Problem details: Locate every line below that contains the word "avatar" and copy it.

--- BEGIN ---

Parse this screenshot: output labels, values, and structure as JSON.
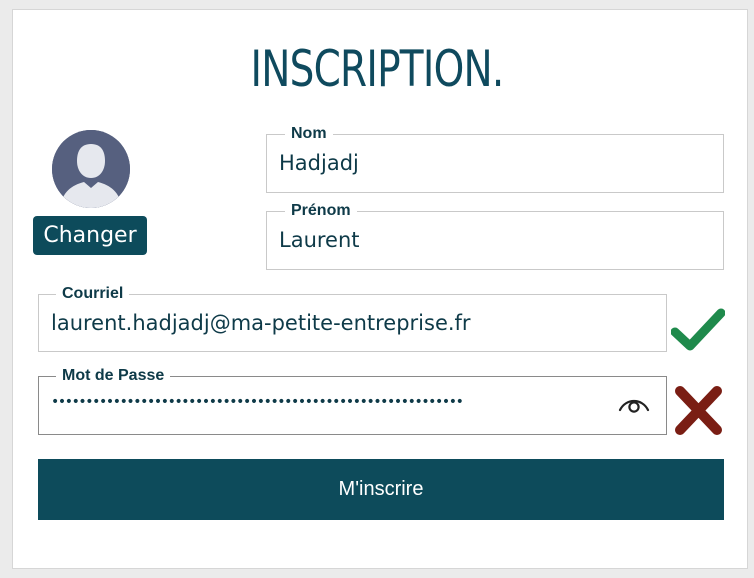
{
  "form": {
    "title": "INSCRIPTION.",
    "avatar": {
      "change_label": "Changer"
    },
    "fields": {
      "nom": {
        "label": "Nom",
        "value": "Hadjadj"
      },
      "prenom": {
        "label": "Prénom",
        "value": "Laurent"
      },
      "courriel": {
        "label": "Courriel",
        "value": "laurent.hadjadj@ma-petite-entreprise.fr",
        "status": "valid"
      },
      "mot_de_passe": {
        "label": "Mot de Passe",
        "value": "••••••••••••••••••••••••••••••••••••••••••••••••••••••••••••",
        "status": "invalid"
      }
    },
    "submit_label": "M'inscrire"
  },
  "icons": {
    "avatar": "user-silhouette-icon",
    "show_password": "eye-icon",
    "email_status": "check-icon",
    "password_status": "cross-icon"
  },
  "colors": {
    "primary": "#0d4b5b",
    "valid": "#1f8a4c",
    "invalid": "#7a1e14"
  }
}
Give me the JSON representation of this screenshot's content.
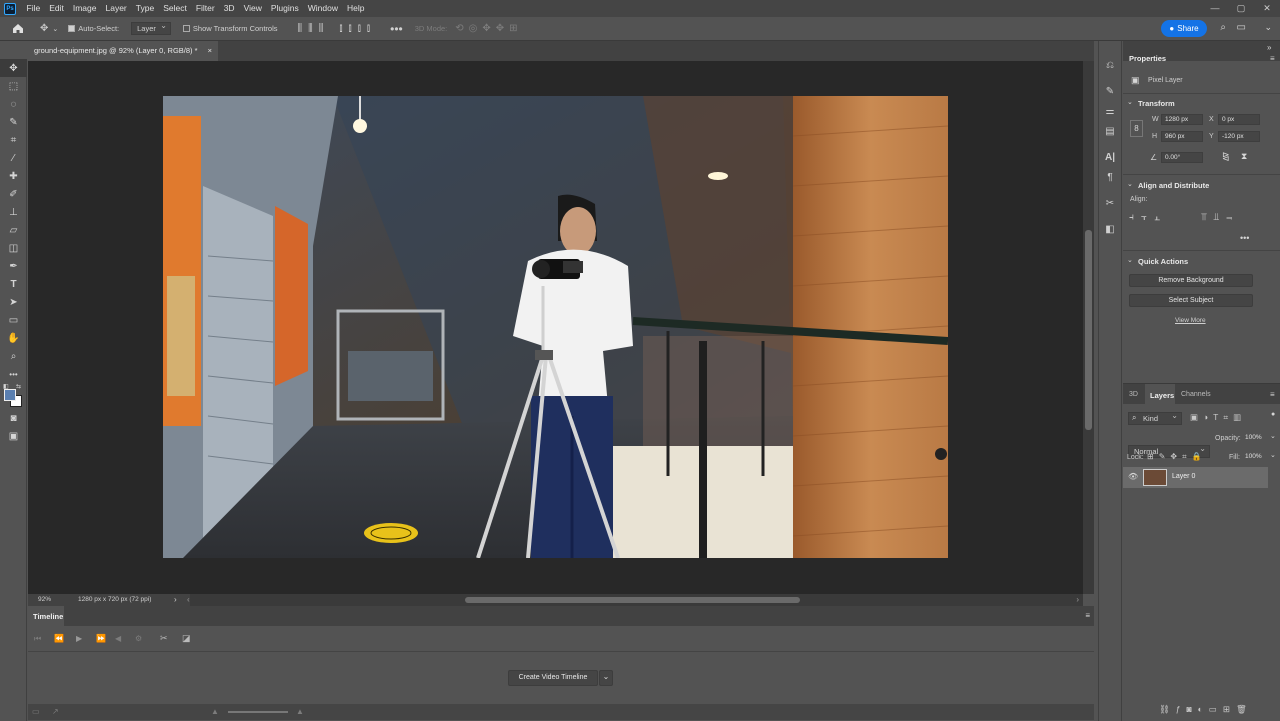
{
  "menu": {
    "logo": "Ps",
    "items": [
      "File",
      "Edit",
      "Image",
      "Layer",
      "Type",
      "Select",
      "Filter",
      "3D",
      "View",
      "Plugins",
      "Window",
      "Help"
    ]
  },
  "options": {
    "auto_select_label": "Auto-Select:",
    "auto_select_target": "Layer",
    "show_transform_label": "Show Transform Controls",
    "mode_3d_label": "3D Mode:",
    "share_label": "Share"
  },
  "document": {
    "tab_title": "ground-equipment.jpg @ 92% (Layer 0, RGB/8) *",
    "zoom": "92%",
    "doc_info": "1280 px x 720 px (72 ppi)"
  },
  "properties": {
    "tab": "Properties",
    "layer_type": "Pixel Layer",
    "transform_title": "Transform",
    "w_label": "W",
    "w_value": "1280 px",
    "h_label": "H",
    "h_value": "960 px",
    "x_label": "X",
    "x_value": "0 px",
    "y_label": "Y",
    "y_value": "-120 px",
    "angle_value": "0.00°",
    "align_title": "Align and Distribute",
    "align_label": "Align:",
    "quick_title": "Quick Actions",
    "remove_bg": "Remove Background",
    "select_subject": "Select Subject",
    "view_more": "View More"
  },
  "layers": {
    "tabs": [
      "3D",
      "Layers",
      "Channels"
    ],
    "filter_kind": "Kind",
    "blend_mode": "Normal",
    "opacity_label": "Opacity:",
    "opacity_value": "100%",
    "lock_label": "Lock:",
    "fill_label": "Fill:",
    "fill_value": "100%",
    "layer_name": "Layer 0"
  },
  "timeline": {
    "title": "Timeline",
    "create_button": "Create Video Timeline"
  },
  "colors": {
    "accent": "#1473e6",
    "foreground": "#5a7fb0",
    "background": "#ffffff"
  }
}
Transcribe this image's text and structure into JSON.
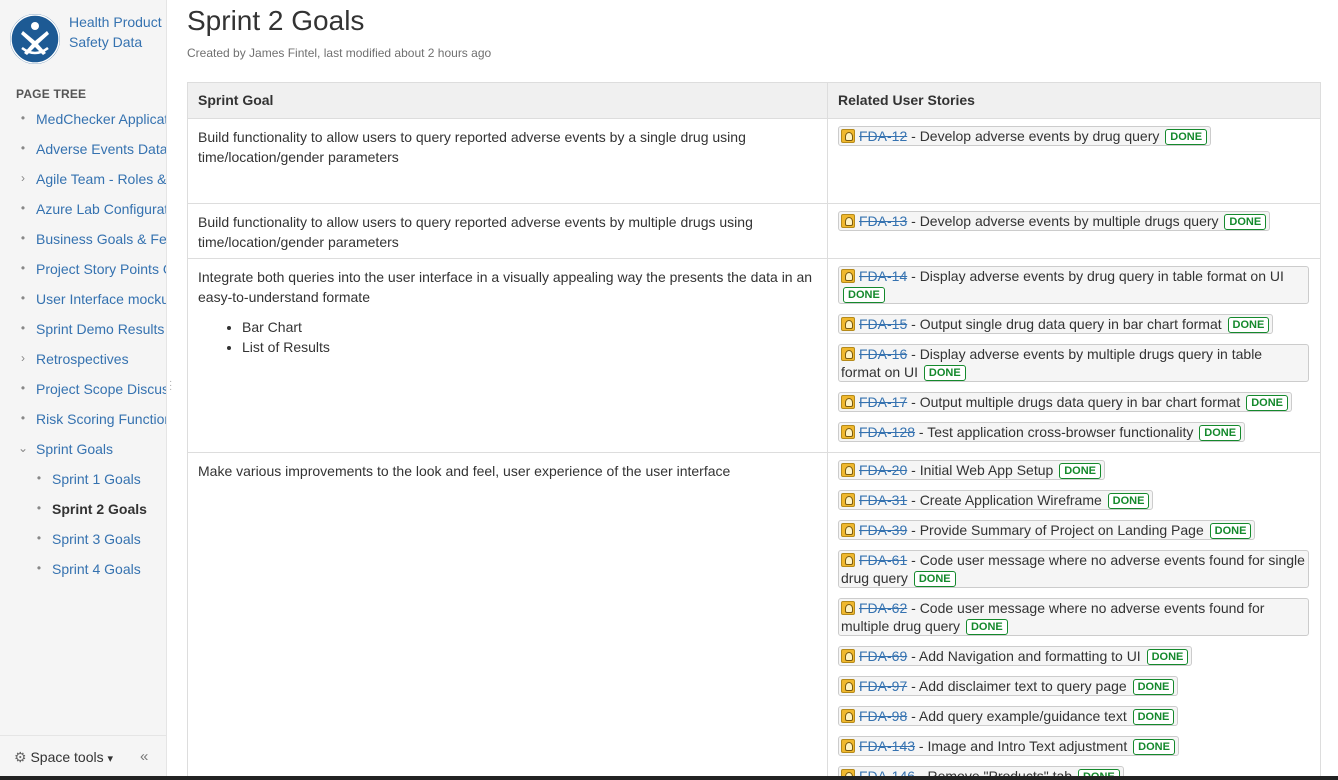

--- END ---

Expected answer:
    "avatar": {
    "avatar": "user-silhouette-icon",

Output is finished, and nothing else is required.